_GOAL OF THE EXERCISE_: Produce an exact copy of the lines from the line that contains "Parse this screenshot: output" to the end of the listing below.

_EXTRACTED RECORDS_:
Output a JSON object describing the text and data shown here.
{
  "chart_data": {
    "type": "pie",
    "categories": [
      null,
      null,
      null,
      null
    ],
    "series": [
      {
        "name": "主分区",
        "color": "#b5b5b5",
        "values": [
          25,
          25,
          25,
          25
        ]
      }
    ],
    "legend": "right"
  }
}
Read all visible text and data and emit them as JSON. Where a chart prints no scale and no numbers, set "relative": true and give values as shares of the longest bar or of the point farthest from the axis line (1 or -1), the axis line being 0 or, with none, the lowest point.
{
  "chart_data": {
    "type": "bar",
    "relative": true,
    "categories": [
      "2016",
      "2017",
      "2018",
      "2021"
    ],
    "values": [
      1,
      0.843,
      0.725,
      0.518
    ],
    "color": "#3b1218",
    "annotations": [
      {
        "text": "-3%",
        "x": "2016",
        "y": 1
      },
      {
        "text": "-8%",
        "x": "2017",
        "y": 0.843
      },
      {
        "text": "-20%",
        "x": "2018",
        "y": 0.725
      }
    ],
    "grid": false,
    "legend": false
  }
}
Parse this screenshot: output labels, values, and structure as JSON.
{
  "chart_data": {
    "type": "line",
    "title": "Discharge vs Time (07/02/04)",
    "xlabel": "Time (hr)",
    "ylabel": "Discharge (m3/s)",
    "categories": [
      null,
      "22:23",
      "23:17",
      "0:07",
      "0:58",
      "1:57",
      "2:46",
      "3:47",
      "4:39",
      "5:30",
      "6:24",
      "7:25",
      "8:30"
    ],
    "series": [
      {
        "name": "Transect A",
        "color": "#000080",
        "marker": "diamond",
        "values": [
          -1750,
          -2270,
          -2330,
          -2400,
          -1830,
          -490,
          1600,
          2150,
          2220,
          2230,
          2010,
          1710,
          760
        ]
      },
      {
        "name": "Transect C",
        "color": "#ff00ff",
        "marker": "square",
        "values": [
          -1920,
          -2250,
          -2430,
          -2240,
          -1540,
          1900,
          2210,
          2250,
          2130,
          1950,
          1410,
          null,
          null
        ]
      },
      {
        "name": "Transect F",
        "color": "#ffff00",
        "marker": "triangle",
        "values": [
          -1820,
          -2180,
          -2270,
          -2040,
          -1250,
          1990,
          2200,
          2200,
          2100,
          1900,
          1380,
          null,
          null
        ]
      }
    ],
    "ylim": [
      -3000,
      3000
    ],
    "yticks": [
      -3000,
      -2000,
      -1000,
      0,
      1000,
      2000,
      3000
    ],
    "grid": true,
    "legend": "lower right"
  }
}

_RESPONSE_:
Parse this screenshot: output labels, values, and structure as JSON.
{
  "chart_data": {
    "type": "line",
    "title": "Discharge vs Time (07/02/04)",
    "xlabel": "Time (hr)",
    "ylabel": "Discharge (m3/s)",
    "categories": [
      null,
      "22:23",
      "23:17",
      "0:07",
      "0:58",
      "1:57",
      "2:46",
      "3:47",
      "4:39",
      "5:30",
      "6:24",
      "7:25",
      "8:30"
    ],
    "series": [
      {
        "name": "Transect A",
        "color": "#000080",
        "marker": "diamond",
        "values": [
          -1750,
          -2270,
          -2330,
          -2400,
          -1830,
          -490,
          1600,
          2150,
          2220,
          2230,
          2010,
          1710,
          760
        ]
      },
      {
        "name": "Transect C",
        "color": "#ff00ff",
        "marker": "square",
        "values": [
          -1920,
          -2250,
          -2430,
          -2240,
          -1540,
          1900,
          2210,
          2250,
          2130,
          1950,
          1410,
          null,
          null
        ]
      },
      {
        "name": "Transect F",
        "color": "#ffff00",
        "marker": "triangle",
        "values": [
          -1820,
          -2180,
          -2270,
          -2040,
          -1250,
          1990,
          2200,
          2200,
          2100,
          1900,
          1380,
          null,
          null
        ]
      }
    ],
    "ylim": [
      -3000,
      3000
    ],
    "yticks": [
      -3000,
      -2000,
      -1000,
      0,
      1000,
      2000,
      3000
    ],
    "grid": true,
    "legend": "lower right"
  }
}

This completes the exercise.